## Entries shown
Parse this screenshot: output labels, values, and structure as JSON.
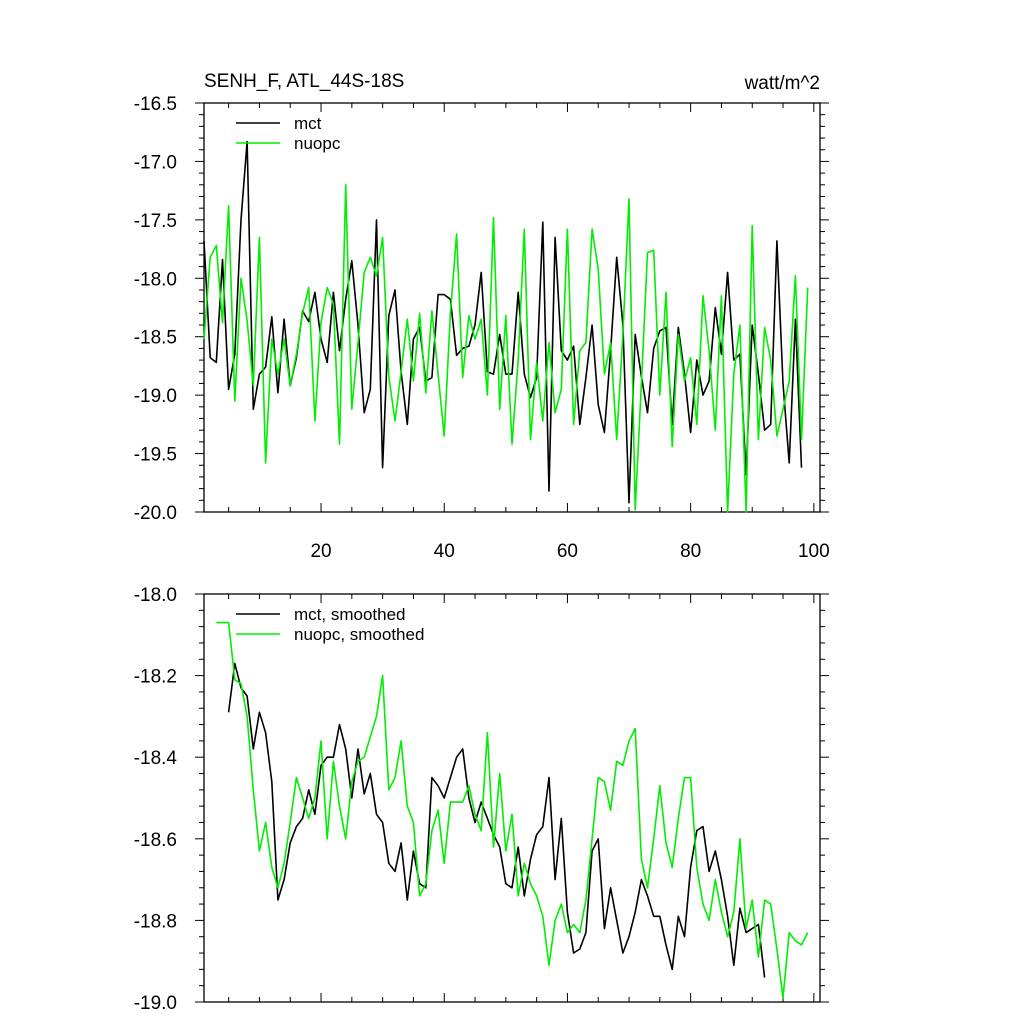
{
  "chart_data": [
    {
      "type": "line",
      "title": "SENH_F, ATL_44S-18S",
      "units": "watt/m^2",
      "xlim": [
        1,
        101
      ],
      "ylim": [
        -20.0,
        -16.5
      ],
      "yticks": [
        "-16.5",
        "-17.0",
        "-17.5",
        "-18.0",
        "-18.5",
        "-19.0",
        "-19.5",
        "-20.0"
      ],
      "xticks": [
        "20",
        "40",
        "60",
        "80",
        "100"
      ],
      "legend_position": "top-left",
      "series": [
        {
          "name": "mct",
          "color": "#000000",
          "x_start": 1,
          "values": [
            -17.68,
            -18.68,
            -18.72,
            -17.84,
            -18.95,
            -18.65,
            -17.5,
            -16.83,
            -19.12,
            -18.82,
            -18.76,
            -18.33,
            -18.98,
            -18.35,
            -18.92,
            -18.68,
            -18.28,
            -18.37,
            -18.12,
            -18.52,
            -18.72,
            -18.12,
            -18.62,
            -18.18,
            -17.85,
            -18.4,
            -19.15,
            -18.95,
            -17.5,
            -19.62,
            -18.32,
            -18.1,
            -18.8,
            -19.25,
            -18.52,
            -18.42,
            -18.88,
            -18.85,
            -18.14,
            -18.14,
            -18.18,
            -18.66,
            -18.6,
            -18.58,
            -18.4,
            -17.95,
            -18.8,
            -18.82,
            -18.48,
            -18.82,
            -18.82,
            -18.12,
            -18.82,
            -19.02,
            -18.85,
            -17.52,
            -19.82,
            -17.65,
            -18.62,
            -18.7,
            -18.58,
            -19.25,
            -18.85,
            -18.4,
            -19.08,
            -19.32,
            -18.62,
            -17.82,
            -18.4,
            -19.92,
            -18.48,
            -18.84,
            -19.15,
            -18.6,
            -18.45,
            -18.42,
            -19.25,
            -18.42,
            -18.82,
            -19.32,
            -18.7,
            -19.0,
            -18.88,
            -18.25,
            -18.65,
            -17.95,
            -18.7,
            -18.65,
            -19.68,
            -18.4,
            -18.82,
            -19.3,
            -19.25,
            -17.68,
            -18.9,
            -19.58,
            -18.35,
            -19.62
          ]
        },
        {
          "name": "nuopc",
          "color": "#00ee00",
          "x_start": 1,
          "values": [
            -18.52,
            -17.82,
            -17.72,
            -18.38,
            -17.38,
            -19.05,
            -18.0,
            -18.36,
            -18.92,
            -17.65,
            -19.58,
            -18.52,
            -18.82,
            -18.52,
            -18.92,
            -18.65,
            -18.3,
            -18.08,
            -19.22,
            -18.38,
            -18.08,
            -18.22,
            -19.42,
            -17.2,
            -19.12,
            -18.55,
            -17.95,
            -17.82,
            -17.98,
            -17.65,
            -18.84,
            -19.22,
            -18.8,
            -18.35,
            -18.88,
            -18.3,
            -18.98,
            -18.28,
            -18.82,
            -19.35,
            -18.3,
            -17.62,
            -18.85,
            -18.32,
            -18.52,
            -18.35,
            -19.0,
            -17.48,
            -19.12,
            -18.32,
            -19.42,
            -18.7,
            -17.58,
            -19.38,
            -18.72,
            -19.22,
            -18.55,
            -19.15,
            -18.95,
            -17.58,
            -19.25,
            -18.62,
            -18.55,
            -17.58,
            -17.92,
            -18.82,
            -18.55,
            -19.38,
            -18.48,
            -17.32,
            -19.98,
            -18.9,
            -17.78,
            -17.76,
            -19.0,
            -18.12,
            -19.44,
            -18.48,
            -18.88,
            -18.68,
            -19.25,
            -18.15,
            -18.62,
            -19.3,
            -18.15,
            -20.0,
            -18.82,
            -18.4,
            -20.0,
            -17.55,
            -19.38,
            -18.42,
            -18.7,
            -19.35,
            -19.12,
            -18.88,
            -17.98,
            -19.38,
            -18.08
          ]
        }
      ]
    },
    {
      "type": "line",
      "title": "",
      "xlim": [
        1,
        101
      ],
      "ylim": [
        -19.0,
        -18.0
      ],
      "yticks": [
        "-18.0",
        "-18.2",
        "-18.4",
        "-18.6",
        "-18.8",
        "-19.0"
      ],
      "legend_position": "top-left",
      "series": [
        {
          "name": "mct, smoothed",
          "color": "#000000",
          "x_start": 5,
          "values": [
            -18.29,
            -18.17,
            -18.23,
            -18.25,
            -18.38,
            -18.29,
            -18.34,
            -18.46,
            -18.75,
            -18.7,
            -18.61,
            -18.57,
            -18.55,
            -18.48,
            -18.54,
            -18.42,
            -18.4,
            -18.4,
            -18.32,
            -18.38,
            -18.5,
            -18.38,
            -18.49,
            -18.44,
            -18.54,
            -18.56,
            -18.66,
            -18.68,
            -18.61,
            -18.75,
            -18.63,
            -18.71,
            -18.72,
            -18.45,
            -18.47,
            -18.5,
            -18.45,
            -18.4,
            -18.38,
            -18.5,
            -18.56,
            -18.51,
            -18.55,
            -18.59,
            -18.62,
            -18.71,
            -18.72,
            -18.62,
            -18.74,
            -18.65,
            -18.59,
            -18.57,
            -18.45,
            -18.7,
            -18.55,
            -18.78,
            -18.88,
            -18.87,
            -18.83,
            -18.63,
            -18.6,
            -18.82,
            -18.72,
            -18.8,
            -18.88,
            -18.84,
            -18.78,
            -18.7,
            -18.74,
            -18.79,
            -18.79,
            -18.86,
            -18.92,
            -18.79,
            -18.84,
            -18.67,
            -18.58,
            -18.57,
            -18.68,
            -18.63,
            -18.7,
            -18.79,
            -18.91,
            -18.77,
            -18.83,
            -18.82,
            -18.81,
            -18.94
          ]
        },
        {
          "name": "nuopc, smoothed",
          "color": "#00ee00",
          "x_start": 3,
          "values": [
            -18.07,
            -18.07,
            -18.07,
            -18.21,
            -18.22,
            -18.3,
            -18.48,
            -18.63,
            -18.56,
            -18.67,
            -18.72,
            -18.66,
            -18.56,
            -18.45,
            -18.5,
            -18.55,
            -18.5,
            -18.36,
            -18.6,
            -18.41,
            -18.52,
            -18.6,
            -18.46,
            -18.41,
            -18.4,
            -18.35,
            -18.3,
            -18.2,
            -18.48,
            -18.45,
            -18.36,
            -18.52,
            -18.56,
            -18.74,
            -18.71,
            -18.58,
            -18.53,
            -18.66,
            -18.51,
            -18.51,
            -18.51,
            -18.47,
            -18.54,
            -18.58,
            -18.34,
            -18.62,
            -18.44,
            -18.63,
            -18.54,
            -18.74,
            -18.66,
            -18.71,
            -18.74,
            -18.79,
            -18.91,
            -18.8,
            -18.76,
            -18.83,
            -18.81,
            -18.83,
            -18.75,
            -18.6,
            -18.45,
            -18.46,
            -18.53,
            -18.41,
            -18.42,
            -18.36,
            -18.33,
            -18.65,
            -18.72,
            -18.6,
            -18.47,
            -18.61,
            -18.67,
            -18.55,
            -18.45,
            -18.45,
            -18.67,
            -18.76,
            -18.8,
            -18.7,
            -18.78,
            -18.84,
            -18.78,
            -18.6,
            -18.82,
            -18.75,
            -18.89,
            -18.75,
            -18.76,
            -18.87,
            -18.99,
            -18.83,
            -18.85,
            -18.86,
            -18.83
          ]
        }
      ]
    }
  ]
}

## What you are asked to do
Excluding the pictures, restate the records above word for word.

## Exercise answer
Parse this screenshot: output labels, values, and structure as JSON.
{
  "chart_data": [
    {
      "type": "line",
      "title": "SENH_F, ATL_44S-18S",
      "units": "watt/m^2",
      "xlim": [
        1,
        101
      ],
      "ylim": [
        -20.0,
        -16.5
      ],
      "yticks": [
        "-16.5",
        "-17.0",
        "-17.5",
        "-18.0",
        "-18.5",
        "-19.0",
        "-19.5",
        "-20.0"
      ],
      "xticks": [
        "20",
        "40",
        "60",
        "80",
        "100"
      ],
      "legend_position": "top-left",
      "series": [
        {
          "name": "mct",
          "color": "#000000",
          "x_start": 1,
          "values": [
            -17.68,
            -18.68,
            -18.72,
            -17.84,
            -18.95,
            -18.65,
            -17.5,
            -16.83,
            -19.12,
            -18.82,
            -18.76,
            -18.33,
            -18.98,
            -18.35,
            -18.92,
            -18.68,
            -18.28,
            -18.37,
            -18.12,
            -18.52,
            -18.72,
            -18.12,
            -18.62,
            -18.18,
            -17.85,
            -18.4,
            -19.15,
            -18.95,
            -17.5,
            -19.62,
            -18.32,
            -18.1,
            -18.8,
            -19.25,
            -18.52,
            -18.42,
            -18.88,
            -18.85,
            -18.14,
            -18.14,
            -18.18,
            -18.66,
            -18.6,
            -18.58,
            -18.4,
            -17.95,
            -18.8,
            -18.82,
            -18.48,
            -18.82,
            -18.82,
            -18.12,
            -18.82,
            -19.02,
            -18.85,
            -17.52,
            -19.82,
            -17.65,
            -18.62,
            -18.7,
            -18.58,
            -19.25,
            -18.85,
            -18.4,
            -19.08,
            -19.32,
            -18.62,
            -17.82,
            -18.4,
            -19.92,
            -18.48,
            -18.84,
            -19.15,
            -18.6,
            -18.45,
            -18.42,
            -19.25,
            -18.42,
            -18.82,
            -19.32,
            -18.7,
            -19.0,
            -18.88,
            -18.25,
            -18.65,
            -17.95,
            -18.7,
            -18.65,
            -19.68,
            -18.4,
            -18.82,
            -19.3,
            -19.25,
            -17.68,
            -18.9,
            -19.58,
            -18.35,
            -19.62
          ]
        },
        {
          "name": "nuopc",
          "color": "#00ee00",
          "x_start": 1,
          "values": [
            -18.52,
            -17.82,
            -17.72,
            -18.38,
            -17.38,
            -19.05,
            -18.0,
            -18.36,
            -18.92,
            -17.65,
            -19.58,
            -18.52,
            -18.82,
            -18.52,
            -18.92,
            -18.65,
            -18.3,
            -18.08,
            -19.22,
            -18.38,
            -18.08,
            -18.22,
            -19.42,
            -17.2,
            -19.12,
            -18.55,
            -17.95,
            -17.82,
            -17.98,
            -17.65,
            -18.84,
            -19.22,
            -18.8,
            -18.35,
            -18.88,
            -18.3,
            -18.98,
            -18.28,
            -18.82,
            -19.35,
            -18.3,
            -17.62,
            -18.85,
            -18.32,
            -18.52,
            -18.35,
            -19.0,
            -17.48,
            -19.12,
            -18.32,
            -19.42,
            -18.7,
            -17.58,
            -19.38,
            -18.72,
            -19.22,
            -18.55,
            -19.15,
            -18.95,
            -17.58,
            -19.25,
            -18.62,
            -18.55,
            -17.58,
            -17.92,
            -18.82,
            -18.55,
            -19.38,
            -18.48,
            -17.32,
            -19.98,
            -18.9,
            -17.78,
            -17.76,
            -19.0,
            -18.12,
            -19.44,
            -18.48,
            -18.88,
            -18.68,
            -19.25,
            -18.15,
            -18.62,
            -19.3,
            -18.15,
            -20.0,
            -18.82,
            -18.4,
            -20.0,
            -17.55,
            -19.38,
            -18.42,
            -18.7,
            -19.35,
            -19.12,
            -18.88,
            -17.98,
            -19.38,
            -18.08
          ]
        }
      ]
    },
    {
      "type": "line",
      "title": "",
      "xlim": [
        1,
        101
      ],
      "ylim": [
        -19.0,
        -18.0
      ],
      "yticks": [
        "-18.0",
        "-18.2",
        "-18.4",
        "-18.6",
        "-18.8",
        "-19.0"
      ],
      "legend_position": "top-left",
      "series": [
        {
          "name": "mct, smoothed",
          "color": "#000000",
          "x_start": 5,
          "values": [
            -18.29,
            -18.17,
            -18.23,
            -18.25,
            -18.38,
            -18.29,
            -18.34,
            -18.46,
            -18.75,
            -18.7,
            -18.61,
            -18.57,
            -18.55,
            -18.48,
            -18.54,
            -18.42,
            -18.4,
            -18.4,
            -18.32,
            -18.38,
            -18.5,
            -18.38,
            -18.49,
            -18.44,
            -18.54,
            -18.56,
            -18.66,
            -18.68,
            -18.61,
            -18.75,
            -18.63,
            -18.71,
            -18.72,
            -18.45,
            -18.47,
            -18.5,
            -18.45,
            -18.4,
            -18.38,
            -18.5,
            -18.56,
            -18.51,
            -18.55,
            -18.59,
            -18.62,
            -18.71,
            -18.72,
            -18.62,
            -18.74,
            -18.65,
            -18.59,
            -18.57,
            -18.45,
            -18.7,
            -18.55,
            -18.78,
            -18.88,
            -18.87,
            -18.83,
            -18.63,
            -18.6,
            -18.82,
            -18.72,
            -18.8,
            -18.88,
            -18.84,
            -18.78,
            -18.7,
            -18.74,
            -18.79,
            -18.79,
            -18.86,
            -18.92,
            -18.79,
            -18.84,
            -18.67,
            -18.58,
            -18.57,
            -18.68,
            -18.63,
            -18.7,
            -18.79,
            -18.91,
            -18.77,
            -18.83,
            -18.82,
            -18.81,
            -18.94
          ]
        },
        {
          "name": "nuopc, smoothed",
          "color": "#00ee00",
          "x_start": 3,
          "values": [
            -18.07,
            -18.07,
            -18.07,
            -18.21,
            -18.22,
            -18.3,
            -18.48,
            -18.63,
            -18.56,
            -18.67,
            -18.72,
            -18.66,
            -18.56,
            -18.45,
            -18.5,
            -18.55,
            -18.5,
            -18.36,
            -18.6,
            -18.41,
            -18.52,
            -18.6,
            -18.46,
            -18.41,
            -18.4,
            -18.35,
            -18.3,
            -18.2,
            -18.48,
            -18.45,
            -18.36,
            -18.52,
            -18.56,
            -18.74,
            -18.71,
            -18.58,
            -18.53,
            -18.66,
            -18.51,
            -18.51,
            -18.51,
            -18.47,
            -18.54,
            -18.58,
            -18.34,
            -18.62,
            -18.44,
            -18.63,
            -18.54,
            -18.74,
            -18.66,
            -18.71,
            -18.74,
            -18.79,
            -18.91,
            -18.8,
            -18.76,
            -18.83,
            -18.81,
            -18.83,
            -18.75,
            -18.6,
            -18.45,
            -18.46,
            -18.53,
            -18.41,
            -18.42,
            -18.36,
            -18.33,
            -18.65,
            -18.72,
            -18.6,
            -18.47,
            -18.61,
            -18.67,
            -18.55,
            -18.45,
            -18.45,
            -18.67,
            -18.76,
            -18.8,
            -18.7,
            -18.78,
            -18.84,
            -18.78,
            -18.6,
            -18.82,
            -18.75,
            -18.89,
            -18.75,
            -18.76,
            -18.87,
            -18.99,
            -18.83,
            -18.85,
            -18.86,
            -18.83
          ]
        }
      ]
    }
  ]
}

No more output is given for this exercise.